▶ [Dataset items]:
+++

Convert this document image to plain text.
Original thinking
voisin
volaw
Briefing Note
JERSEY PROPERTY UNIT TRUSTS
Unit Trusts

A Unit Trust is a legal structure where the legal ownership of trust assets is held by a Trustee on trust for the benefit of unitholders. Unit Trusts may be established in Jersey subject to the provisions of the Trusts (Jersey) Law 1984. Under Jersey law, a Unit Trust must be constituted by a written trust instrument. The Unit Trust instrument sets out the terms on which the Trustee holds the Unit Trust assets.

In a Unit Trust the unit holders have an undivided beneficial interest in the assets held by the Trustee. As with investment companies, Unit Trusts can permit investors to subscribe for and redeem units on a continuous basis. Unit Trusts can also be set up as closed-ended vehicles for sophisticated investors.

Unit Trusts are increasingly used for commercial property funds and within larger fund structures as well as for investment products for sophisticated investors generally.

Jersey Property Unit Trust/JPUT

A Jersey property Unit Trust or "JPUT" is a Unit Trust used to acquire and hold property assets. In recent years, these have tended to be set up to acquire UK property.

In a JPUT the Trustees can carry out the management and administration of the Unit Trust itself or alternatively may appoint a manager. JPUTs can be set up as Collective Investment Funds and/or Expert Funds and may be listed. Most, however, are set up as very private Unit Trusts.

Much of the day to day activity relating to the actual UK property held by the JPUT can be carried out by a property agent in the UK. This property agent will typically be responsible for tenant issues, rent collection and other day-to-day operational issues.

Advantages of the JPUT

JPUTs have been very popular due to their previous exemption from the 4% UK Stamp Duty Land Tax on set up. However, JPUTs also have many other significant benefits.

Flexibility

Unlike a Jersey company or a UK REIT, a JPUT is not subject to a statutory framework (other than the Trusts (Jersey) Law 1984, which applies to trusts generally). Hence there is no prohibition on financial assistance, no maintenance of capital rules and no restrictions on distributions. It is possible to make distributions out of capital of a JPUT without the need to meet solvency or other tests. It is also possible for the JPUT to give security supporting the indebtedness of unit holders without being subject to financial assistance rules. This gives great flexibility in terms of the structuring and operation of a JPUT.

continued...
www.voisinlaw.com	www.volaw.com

+++

▶ [Problem]:
Reproduce every line above without error.

▶ [Solution to the exercise]:
Convert this document image to plain text.
Original thinking
voisin
volaw
Briefing Note
JERSEY PROPERTY UNIT TRUSTS
Unit Trusts

A Unit Trust is a legal structure where the legal ownership of trust assets is held by a Trustee on trust for the benefit of unitholders. Unit Trusts may be established in Jersey subject to the provisions of the Trusts (Jersey) Law 1984. Under Jersey law, a Unit Trust must be constituted by a written trust instrument. The Unit Trust instrument sets out the terms on which the Trustee holds the Unit Trust assets.

In a Unit Trust the unit holders have an undivided beneficial interest in the assets held by the Trustee. As with investment companies, Unit Trusts can permit investors to subscribe for and redeem units on a continuous basis. Unit Trusts can also be set up as closed-ended vehicles for sophisticated investors.

Unit Trusts are increasingly used for commercial property funds and within larger fund structures as well as for investment products for sophisticated investors generally.

Jersey Property Unit Trust/JPUT

A Jersey property Unit Trust or "JPUT" is a Unit Trust used to acquire and hold property assets. In recent years, these have tended to be set up to acquire UK property.

In a JPUT the Trustees can carry out the management and administration of the Unit Trust itself or alternatively may appoint a manager. JPUTs can be set up as Collective Investment Funds and/or Expert Funds and may be listed. Most, however, are set up as very private Unit Trusts.

Much of the day to day activity relating to the actual UK property held by the JPUT can be carried out by a property agent in the UK. This property agent will typically be responsible for tenant issues, rent collection and other day-to-day operational issues.

Advantages of the JPUT

JPUTs have been very popular due to their previous exemption from the 4% UK Stamp Duty Land Tax on set up. However, JPUTs also have many other significant benefits.

Flexibility

Unlike a Jersey company or a UK REIT, a JPUT is not subject to a statutory framework (other than the Trusts (Jersey) Law 1984, which applies to trusts generally). Hence there is no prohibition on financial assistance, no maintenance of capital rules and no restrictions on distributions. It is possible to make distributions out of capital of a JPUT without the need to meet solvency or other tests. It is also possible for the JPUT to give security supporting the indebtedness of unit holders without being subject to financial assistance rules. This gives great flexibility in terms of the structuring and operation of a JPUT.

continued...
www.voisinlaw.com	www.volaw.com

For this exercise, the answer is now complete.